Raw records.

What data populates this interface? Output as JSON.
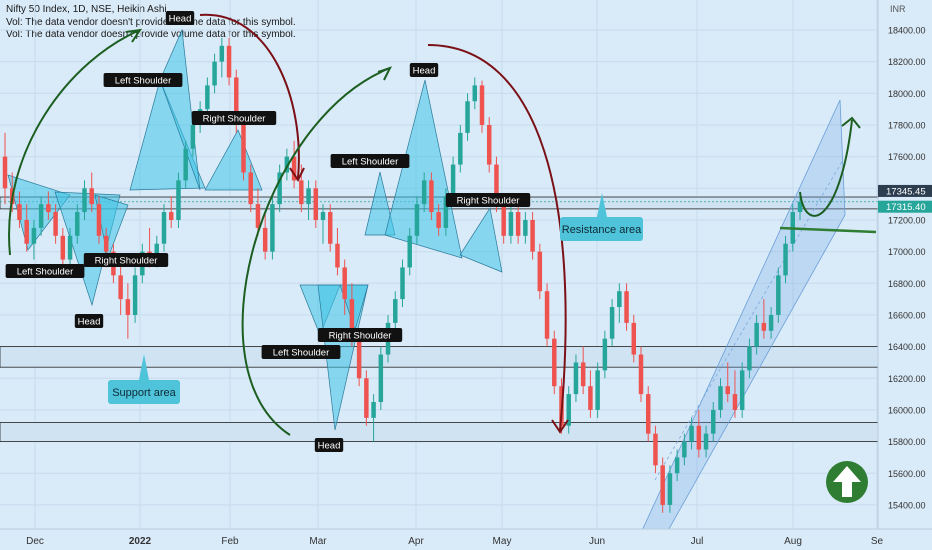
{
  "chart_data": {
    "type": "candlestick",
    "title": "Nifty 50 Index, 1D, NSE, Heikin Ashi",
    "notes": [
      "Vol: The data vendor doesn't provide volume data for this symbol.",
      "Vol: The data vendor doesn't provide volume data for this symbol."
    ],
    "currency": "INR",
    "ylim": [
      15200,
      18600
    ],
    "y_ticks": [
      "18400.00",
      "18200.00",
      "18000.00",
      "17800.00",
      "17600.00",
      "17400.00",
      "17200.00",
      "17000.00",
      "16800.00",
      "16600.00",
      "16400.00",
      "16200.00",
      "16000.00",
      "15800.00",
      "15600.00",
      "15400.00"
    ],
    "x_ticks": [
      "Dec",
      "2022",
      "Feb",
      "Mar",
      "Apr",
      "May",
      "Jun",
      "Jul",
      "Aug",
      "Se"
    ],
    "price_tags": [
      {
        "label": "17345.45",
        "value": 17345.45,
        "color": "#2c3e50"
      },
      {
        "label": "17315.40",
        "value": 17315.4,
        "color": "#26a69a"
      }
    ],
    "candles": [
      [
        17600,
        17750,
        17300,
        17400
      ],
      [
        17400,
        17500,
        17250,
        17300
      ],
      [
        17300,
        17380,
        17150,
        17200
      ],
      [
        17200,
        17300,
        17000,
        17050
      ],
      [
        17050,
        17200,
        16950,
        17150
      ],
      [
        17150,
        17350,
        17100,
        17300
      ],
      [
        17300,
        17380,
        17200,
        17250
      ],
      [
        17250,
        17300,
        17050,
        17100
      ],
      [
        17100,
        17150,
        16850,
        16950
      ],
      [
        16950,
        17150,
        16900,
        17100
      ],
      [
        17100,
        17300,
        17050,
        17250
      ],
      [
        17250,
        17450,
        17200,
        17400
      ],
      [
        17400,
        17500,
        17250,
        17300
      ],
      [
        17300,
        17350,
        17050,
        17100
      ],
      [
        17100,
        17150,
        16900,
        17000
      ],
      [
        17000,
        17050,
        16800,
        16850
      ],
      [
        16850,
        16950,
        16600,
        16700
      ],
      [
        16700,
        16800,
        16450,
        16600
      ],
      [
        16600,
        16900,
        16550,
        16850
      ],
      [
        16850,
        17050,
        16800,
        17000
      ],
      [
        17000,
        17150,
        16900,
        16950
      ],
      [
        16950,
        17100,
        16900,
        17050
      ],
      [
        17050,
        17300,
        17000,
        17250
      ],
      [
        17250,
        17350,
        17150,
        17200
      ],
      [
        17200,
        17500,
        17150,
        17450
      ],
      [
        17450,
        17700,
        17400,
        17650
      ],
      [
        17650,
        17850,
        17600,
        17800
      ],
      [
        17800,
        17950,
        17750,
        17900
      ],
      [
        17900,
        18100,
        17850,
        18050
      ],
      [
        18050,
        18250,
        18000,
        18200
      ],
      [
        18200,
        18350,
        18100,
        18300
      ],
      [
        18300,
        18350,
        18050,
        18100
      ],
      [
        18100,
        18150,
        17750,
        17800
      ],
      [
        17800,
        17850,
        17450,
        17500
      ],
      [
        17500,
        17550,
        17250,
        17300
      ],
      [
        17300,
        17400,
        17100,
        17150
      ],
      [
        17150,
        17250,
        16950,
        17000
      ],
      [
        17000,
        17350,
        16950,
        17300
      ],
      [
        17300,
        17550,
        17250,
        17500
      ],
      [
        17500,
        17650,
        17450,
        17600
      ],
      [
        17600,
        17700,
        17400,
        17450
      ],
      [
        17450,
        17550,
        17250,
        17300
      ],
      [
        17300,
        17450,
        17200,
        17400
      ],
      [
        17400,
        17450,
        17150,
        17200
      ],
      [
        17200,
        17300,
        17050,
        17250
      ],
      [
        17250,
        17300,
        17000,
        17050
      ],
      [
        17050,
        17150,
        16850,
        16900
      ],
      [
        16900,
        16950,
        16600,
        16700
      ],
      [
        16700,
        16800,
        16400,
        16450
      ],
      [
        16450,
        16500,
        16150,
        16200
      ],
      [
        16200,
        16250,
        15900,
        15950
      ],
      [
        15950,
        16100,
        15800,
        16050
      ],
      [
        16050,
        16400,
        16000,
        16350
      ],
      [
        16350,
        16600,
        16300,
        16550
      ],
      [
        16550,
        16750,
        16500,
        16700
      ],
      [
        16700,
        16950,
        16650,
        16900
      ],
      [
        16900,
        17150,
        16850,
        17100
      ],
      [
        17100,
        17350,
        17050,
        17300
      ],
      [
        17300,
        17500,
        17250,
        17450
      ],
      [
        17450,
        17500,
        17200,
        17250
      ],
      [
        17250,
        17300,
        17100,
        17150
      ],
      [
        17150,
        17400,
        17100,
        17350
      ],
      [
        17350,
        17600,
        17300,
        17550
      ],
      [
        17550,
        17800,
        17500,
        17750
      ],
      [
        17750,
        18000,
        17700,
        17950
      ],
      [
        17950,
        18100,
        17900,
        18050
      ],
      [
        18050,
        18080,
        17750,
        17800
      ],
      [
        17800,
        17850,
        17500,
        17550
      ],
      [
        17550,
        17600,
        17250,
        17300
      ],
      [
        17300,
        17350,
        17050,
        17100
      ],
      [
        17100,
        17300,
        17050,
        17250
      ],
      [
        17250,
        17300,
        17050,
        17100
      ],
      [
        17100,
        17250,
        17050,
        17200
      ],
      [
        17200,
        17250,
        16950,
        17000
      ],
      [
        17000,
        17050,
        16700,
        16750
      ],
      [
        16750,
        16800,
        16400,
        16450
      ],
      [
        16450,
        16500,
        16100,
        16150
      ],
      [
        16150,
        16200,
        15850,
        15900
      ],
      [
        15900,
        16150,
        15850,
        16100
      ],
      [
        16100,
        16350,
        16050,
        16300
      ],
      [
        16300,
        16400,
        16100,
        16150
      ],
      [
        16150,
        16250,
        15950,
        16000
      ],
      [
        16000,
        16300,
        15950,
        16250
      ],
      [
        16250,
        16500,
        16200,
        16450
      ],
      [
        16450,
        16700,
        16400,
        16650
      ],
      [
        16650,
        16800,
        16550,
        16750
      ],
      [
        16750,
        16800,
        16500,
        16550
      ],
      [
        16550,
        16600,
        16300,
        16350
      ],
      [
        16350,
        16400,
        16050,
        16100
      ],
      [
        16100,
        16150,
        15800,
        15850
      ],
      [
        15850,
        15900,
        15600,
        15650
      ],
      [
        15650,
        15700,
        15350,
        15400
      ],
      [
        15400,
        15650,
        15350,
        15600
      ],
      [
        15600,
        15750,
        15550,
        15700
      ],
      [
        15700,
        15850,
        15650,
        15800
      ],
      [
        15800,
        15950,
        15750,
        15900
      ],
      [
        15900,
        16000,
        15700,
        15750
      ],
      [
        15750,
        15900,
        15700,
        15850
      ],
      [
        15850,
        16050,
        15800,
        16000
      ],
      [
        16000,
        16200,
        15950,
        16150
      ],
      [
        16150,
        16300,
        16050,
        16100
      ],
      [
        16100,
        16250,
        15950,
        16000
      ],
      [
        16000,
        16300,
        15950,
        16250
      ],
      [
        16250,
        16450,
        16200,
        16400
      ],
      [
        16400,
        16600,
        16350,
        16550
      ],
      [
        16550,
        16700,
        16450,
        16500
      ],
      [
        16500,
        16650,
        16450,
        16600
      ],
      [
        16600,
        16900,
        16550,
        16850
      ],
      [
        16850,
        17100,
        16800,
        17050
      ],
      [
        17050,
        17300,
        17000,
        17250
      ],
      [
        17250,
        17360,
        17200,
        17315
      ]
    ],
    "annotations": [
      {
        "text": "Head"
      },
      {
        "text": "Left Shoulder"
      },
      {
        "text": "Right Shoulder"
      },
      {
        "text": "Left Shoulder"
      },
      {
        "text": "Head"
      },
      {
        "text": "Right Shoulder"
      },
      {
        "text": "Head"
      },
      {
        "text": "Left Shoulder"
      },
      {
        "text": "Right Shoulder"
      },
      {
        "text": "Left Shoulder"
      },
      {
        "text": "Right Shoulder"
      },
      {
        "text": "Head"
      },
      {
        "text": "Resistance area"
      },
      {
        "text": "Support area"
      }
    ],
    "levels": [
      17345,
      17270,
      16400,
      16270,
      15920,
      15800
    ],
    "colors": {
      "up": "#26a69a",
      "down": "#ef5350",
      "curve_green": "#1b5e20",
      "curve_red": "#7b1016",
      "arrow": "#2e7d32"
    }
  }
}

Work to be completed. Return every line of the preceding records in which the word "provide" appears.

Answer for this exercise.
      "Vol: The data vendor doesn't provide volume data for this symbol.",
      "Vol: The data vendor doesn't provide volume data for this symbol."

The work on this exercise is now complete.